**GIVEN INFORMATION**
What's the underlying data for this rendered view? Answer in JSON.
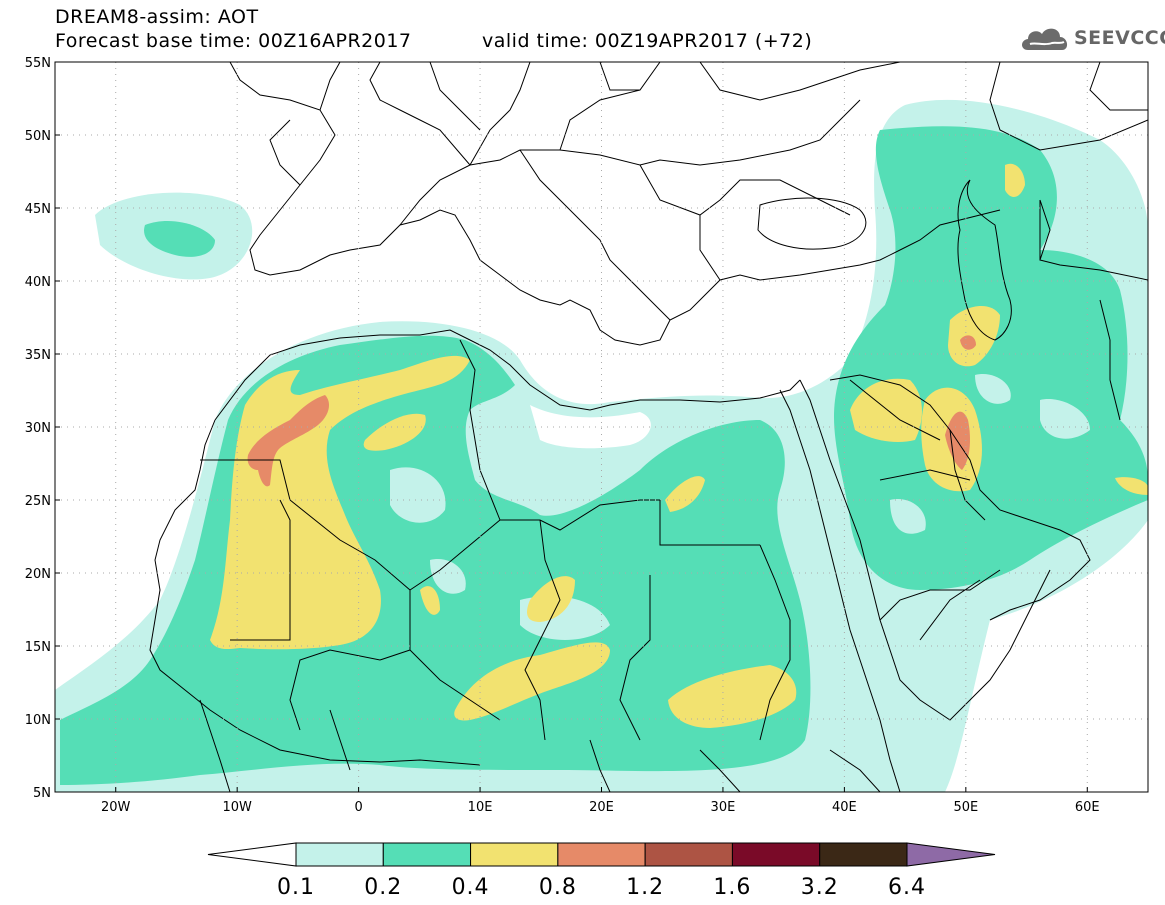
{
  "header": {
    "line1": "DREAM8-assim: AOT",
    "line2": "Forecast base time: 00Z16APR2017",
    "valid": "valid time: 00Z19APR2017 (+72)",
    "logo_text": "SEEVCCC"
  },
  "map": {
    "lat_labels": [
      "55N",
      "50N",
      "45N",
      "40N",
      "35N",
      "30N",
      "25N",
      "20N",
      "15N",
      "10N",
      "5N"
    ],
    "lon_labels": [
      "20W",
      "10W",
      "0",
      "10E",
      "20E",
      "30E",
      "40E",
      "50E",
      "60E"
    ],
    "lat_range": [
      5,
      55
    ],
    "lon_range": [
      -25,
      65
    ],
    "grid": "dotted"
  },
  "colorbar": {
    "labels": [
      "0.1",
      "0.2",
      "0.4",
      "0.8",
      "1.2",
      "1.6",
      "3.2",
      "6.4"
    ],
    "colors": [
      "#ffffff",
      "#c4f2ea",
      "#55deb6",
      "#f2e270",
      "#e68a68",
      "#ad5444",
      "#7a0a28",
      "#3b2816",
      "#8e6aa6"
    ]
  },
  "colors": {
    "c1": "#c4f2ea",
    "c2": "#55deb6",
    "c3": "#f2e270",
    "c4": "#e68a68",
    "border": "#000000"
  }
}
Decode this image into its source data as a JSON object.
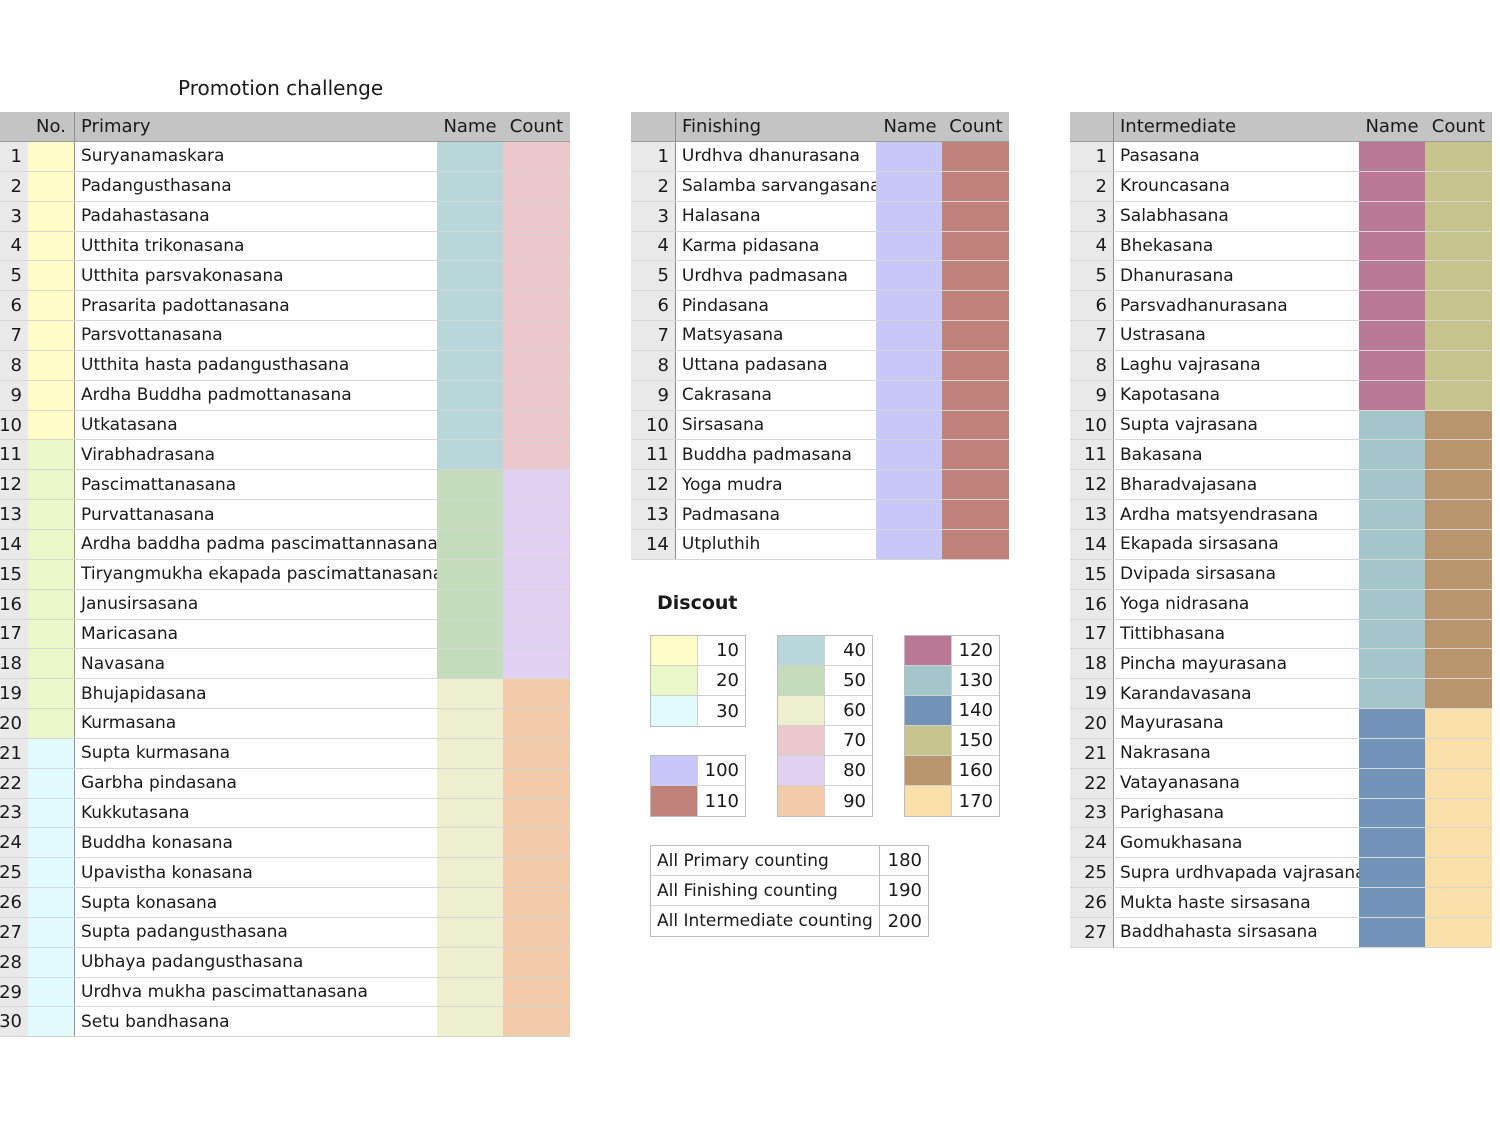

**GIVEN INSTRUCTION**
Whichever lines contain the string "time", select and copy them.

**WRITTEN RESPONSE**
    "line2": "Forecast base time: 00Z16APR2017",
    "valid": "valid time: 00Z19APR2017 (+72)",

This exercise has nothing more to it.